Short problem — Look over the lines below. Report each one that includes the string "placeholder".
──────── Exercise material
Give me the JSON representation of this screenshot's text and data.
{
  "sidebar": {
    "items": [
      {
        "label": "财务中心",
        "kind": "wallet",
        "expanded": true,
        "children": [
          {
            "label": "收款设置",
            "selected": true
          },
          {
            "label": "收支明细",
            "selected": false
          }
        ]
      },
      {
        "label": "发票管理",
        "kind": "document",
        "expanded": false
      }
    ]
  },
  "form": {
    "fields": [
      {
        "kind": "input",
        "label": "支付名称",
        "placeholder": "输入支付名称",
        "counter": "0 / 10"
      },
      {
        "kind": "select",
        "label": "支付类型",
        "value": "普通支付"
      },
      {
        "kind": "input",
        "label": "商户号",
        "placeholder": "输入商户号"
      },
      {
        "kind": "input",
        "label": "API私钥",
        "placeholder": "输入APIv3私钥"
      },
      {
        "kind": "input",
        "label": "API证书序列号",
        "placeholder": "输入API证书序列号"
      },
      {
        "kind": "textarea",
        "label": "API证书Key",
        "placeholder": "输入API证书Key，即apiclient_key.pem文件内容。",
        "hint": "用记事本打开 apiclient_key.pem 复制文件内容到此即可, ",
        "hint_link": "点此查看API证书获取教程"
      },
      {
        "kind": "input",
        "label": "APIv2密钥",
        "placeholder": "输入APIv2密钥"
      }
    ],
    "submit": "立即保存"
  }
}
────────────────
Solved exercise —
        "placeholder": "输入支付名称",
        "placeholder": "输入商户号"
        "placeholder": "输入APIv3私钥"
        "placeholder": "输入API证书序列号"
        "placeholder": "输入API证书Key，即apiclient_key.pem文件内容。",
        "placeholder": "输入APIv2密钥"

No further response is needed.